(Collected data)
============================================================

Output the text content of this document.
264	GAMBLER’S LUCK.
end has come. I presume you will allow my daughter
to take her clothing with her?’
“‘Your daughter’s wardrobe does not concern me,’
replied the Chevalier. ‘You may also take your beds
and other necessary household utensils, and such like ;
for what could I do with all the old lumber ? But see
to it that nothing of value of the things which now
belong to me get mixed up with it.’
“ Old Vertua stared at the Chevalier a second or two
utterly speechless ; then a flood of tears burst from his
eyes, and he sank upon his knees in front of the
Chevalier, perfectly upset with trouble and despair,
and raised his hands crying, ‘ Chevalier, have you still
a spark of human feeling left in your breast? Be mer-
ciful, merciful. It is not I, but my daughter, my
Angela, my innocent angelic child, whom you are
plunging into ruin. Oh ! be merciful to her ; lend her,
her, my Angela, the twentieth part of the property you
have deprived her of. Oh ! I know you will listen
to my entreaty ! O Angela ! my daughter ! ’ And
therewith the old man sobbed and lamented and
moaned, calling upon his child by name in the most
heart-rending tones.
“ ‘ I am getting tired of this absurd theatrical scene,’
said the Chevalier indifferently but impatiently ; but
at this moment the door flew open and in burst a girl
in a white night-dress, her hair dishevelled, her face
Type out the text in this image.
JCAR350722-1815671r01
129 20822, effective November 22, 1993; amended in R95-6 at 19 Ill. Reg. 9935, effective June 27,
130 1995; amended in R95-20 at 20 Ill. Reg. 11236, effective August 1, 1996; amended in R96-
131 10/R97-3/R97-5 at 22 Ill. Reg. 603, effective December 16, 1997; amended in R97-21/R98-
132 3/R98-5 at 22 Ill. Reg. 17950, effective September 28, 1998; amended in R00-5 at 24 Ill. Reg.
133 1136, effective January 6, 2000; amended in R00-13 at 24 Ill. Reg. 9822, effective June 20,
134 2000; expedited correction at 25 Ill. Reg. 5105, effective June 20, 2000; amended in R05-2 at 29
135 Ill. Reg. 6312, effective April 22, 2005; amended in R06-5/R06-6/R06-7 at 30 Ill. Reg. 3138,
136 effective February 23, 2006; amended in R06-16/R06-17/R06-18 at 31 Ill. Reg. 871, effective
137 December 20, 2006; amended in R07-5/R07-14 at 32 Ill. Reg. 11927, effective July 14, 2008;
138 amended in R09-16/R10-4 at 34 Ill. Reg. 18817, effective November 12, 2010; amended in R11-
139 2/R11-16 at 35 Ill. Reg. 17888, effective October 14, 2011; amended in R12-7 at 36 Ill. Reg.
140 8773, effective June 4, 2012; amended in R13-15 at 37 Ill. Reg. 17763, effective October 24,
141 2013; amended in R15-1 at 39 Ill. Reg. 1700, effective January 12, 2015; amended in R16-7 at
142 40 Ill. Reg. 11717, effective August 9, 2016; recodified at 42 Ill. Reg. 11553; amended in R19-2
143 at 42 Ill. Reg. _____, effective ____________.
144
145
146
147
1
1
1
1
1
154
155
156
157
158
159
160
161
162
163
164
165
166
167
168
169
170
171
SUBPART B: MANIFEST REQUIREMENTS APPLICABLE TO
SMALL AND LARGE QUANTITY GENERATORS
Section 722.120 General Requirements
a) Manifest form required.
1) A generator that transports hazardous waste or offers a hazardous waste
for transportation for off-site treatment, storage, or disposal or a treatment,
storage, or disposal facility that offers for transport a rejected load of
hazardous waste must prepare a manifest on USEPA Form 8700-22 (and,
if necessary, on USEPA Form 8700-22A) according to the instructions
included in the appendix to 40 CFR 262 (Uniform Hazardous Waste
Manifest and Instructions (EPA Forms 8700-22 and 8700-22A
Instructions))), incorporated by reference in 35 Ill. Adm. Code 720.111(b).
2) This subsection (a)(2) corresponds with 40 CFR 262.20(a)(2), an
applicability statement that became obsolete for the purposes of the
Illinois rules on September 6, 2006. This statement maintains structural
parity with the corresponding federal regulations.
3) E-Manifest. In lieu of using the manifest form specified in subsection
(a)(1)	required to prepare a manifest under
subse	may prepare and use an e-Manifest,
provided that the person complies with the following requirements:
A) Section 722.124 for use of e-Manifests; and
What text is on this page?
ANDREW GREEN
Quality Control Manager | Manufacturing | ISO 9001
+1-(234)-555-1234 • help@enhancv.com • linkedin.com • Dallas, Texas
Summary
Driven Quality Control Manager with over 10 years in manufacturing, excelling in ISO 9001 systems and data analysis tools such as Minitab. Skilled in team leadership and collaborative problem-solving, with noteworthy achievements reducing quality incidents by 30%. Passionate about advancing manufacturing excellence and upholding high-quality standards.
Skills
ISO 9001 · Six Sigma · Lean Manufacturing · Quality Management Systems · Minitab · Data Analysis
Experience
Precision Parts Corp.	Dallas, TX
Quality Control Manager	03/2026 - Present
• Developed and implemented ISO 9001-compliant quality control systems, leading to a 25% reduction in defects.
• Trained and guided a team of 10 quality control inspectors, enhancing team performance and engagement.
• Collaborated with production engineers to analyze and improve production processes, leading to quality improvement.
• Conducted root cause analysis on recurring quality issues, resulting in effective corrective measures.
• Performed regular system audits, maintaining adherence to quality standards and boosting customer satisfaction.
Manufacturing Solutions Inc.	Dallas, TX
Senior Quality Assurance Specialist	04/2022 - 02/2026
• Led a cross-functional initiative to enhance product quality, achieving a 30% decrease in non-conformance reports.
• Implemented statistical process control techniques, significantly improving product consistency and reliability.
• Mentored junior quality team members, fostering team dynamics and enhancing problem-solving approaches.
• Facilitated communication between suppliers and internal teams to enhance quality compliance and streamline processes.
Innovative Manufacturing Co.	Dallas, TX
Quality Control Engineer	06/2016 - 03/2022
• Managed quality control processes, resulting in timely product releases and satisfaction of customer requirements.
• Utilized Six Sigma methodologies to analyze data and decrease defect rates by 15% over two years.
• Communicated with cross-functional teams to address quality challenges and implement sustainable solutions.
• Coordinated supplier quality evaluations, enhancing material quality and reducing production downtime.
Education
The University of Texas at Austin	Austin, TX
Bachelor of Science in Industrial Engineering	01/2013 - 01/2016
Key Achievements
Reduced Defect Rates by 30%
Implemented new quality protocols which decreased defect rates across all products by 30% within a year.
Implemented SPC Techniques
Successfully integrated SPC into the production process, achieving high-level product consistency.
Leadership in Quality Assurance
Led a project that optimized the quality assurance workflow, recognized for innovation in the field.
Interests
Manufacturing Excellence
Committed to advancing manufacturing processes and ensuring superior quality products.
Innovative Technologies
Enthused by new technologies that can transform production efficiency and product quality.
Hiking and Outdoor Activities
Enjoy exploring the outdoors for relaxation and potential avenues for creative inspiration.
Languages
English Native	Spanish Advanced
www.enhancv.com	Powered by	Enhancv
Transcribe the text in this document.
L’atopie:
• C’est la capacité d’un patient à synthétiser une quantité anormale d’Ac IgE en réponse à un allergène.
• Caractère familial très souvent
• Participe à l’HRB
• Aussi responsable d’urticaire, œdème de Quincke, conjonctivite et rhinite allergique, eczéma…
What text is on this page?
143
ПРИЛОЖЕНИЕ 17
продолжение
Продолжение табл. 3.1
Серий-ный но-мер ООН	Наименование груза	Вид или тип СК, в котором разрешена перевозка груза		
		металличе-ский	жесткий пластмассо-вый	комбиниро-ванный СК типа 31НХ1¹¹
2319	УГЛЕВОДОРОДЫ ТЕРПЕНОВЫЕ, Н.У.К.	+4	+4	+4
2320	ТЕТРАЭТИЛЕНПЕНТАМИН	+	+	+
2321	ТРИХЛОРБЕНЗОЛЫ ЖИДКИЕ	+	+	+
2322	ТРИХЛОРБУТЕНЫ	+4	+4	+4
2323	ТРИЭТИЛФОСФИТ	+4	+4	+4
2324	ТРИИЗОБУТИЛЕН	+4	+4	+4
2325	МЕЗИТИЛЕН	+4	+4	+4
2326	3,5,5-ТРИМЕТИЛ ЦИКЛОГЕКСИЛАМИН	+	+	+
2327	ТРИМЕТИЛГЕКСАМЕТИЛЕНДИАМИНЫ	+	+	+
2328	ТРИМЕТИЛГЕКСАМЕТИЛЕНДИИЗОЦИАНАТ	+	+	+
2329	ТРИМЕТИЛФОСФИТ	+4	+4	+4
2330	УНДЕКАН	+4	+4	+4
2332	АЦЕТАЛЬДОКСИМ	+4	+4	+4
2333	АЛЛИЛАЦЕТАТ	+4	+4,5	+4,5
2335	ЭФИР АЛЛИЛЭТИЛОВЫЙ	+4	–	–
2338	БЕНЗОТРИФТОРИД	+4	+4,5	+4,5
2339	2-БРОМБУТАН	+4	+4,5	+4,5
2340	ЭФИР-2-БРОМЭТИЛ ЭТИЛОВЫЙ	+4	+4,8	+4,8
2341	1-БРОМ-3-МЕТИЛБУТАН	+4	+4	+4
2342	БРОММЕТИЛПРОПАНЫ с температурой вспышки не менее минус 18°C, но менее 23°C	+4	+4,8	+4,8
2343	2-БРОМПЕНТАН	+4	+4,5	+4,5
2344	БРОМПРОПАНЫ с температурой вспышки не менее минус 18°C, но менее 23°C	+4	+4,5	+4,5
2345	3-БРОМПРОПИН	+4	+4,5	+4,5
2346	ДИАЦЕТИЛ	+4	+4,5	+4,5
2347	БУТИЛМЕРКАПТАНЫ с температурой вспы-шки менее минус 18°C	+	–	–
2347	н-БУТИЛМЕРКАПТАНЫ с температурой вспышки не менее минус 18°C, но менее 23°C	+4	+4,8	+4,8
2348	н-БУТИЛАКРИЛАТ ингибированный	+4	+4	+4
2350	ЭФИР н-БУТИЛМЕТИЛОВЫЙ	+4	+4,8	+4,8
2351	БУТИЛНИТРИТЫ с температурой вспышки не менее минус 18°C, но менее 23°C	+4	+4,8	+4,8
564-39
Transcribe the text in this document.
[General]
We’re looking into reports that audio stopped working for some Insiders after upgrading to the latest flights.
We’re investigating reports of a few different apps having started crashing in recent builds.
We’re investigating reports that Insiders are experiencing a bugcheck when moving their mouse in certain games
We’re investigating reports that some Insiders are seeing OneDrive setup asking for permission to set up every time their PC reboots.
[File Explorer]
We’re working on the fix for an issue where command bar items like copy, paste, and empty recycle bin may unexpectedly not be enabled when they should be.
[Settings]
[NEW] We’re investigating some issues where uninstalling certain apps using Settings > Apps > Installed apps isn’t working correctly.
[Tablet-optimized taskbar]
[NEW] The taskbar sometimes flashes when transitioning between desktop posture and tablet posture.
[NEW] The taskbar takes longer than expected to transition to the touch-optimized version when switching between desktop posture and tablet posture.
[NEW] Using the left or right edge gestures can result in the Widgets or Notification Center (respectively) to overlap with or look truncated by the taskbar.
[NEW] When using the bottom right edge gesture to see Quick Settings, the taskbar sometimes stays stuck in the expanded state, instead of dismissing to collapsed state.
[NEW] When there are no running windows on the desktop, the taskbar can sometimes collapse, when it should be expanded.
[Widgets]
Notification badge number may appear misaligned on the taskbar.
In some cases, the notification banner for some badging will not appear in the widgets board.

============================================================

[What to do]:
Going through the data, tally the lines containing "reports" and report only the result.

[Complete response]:
5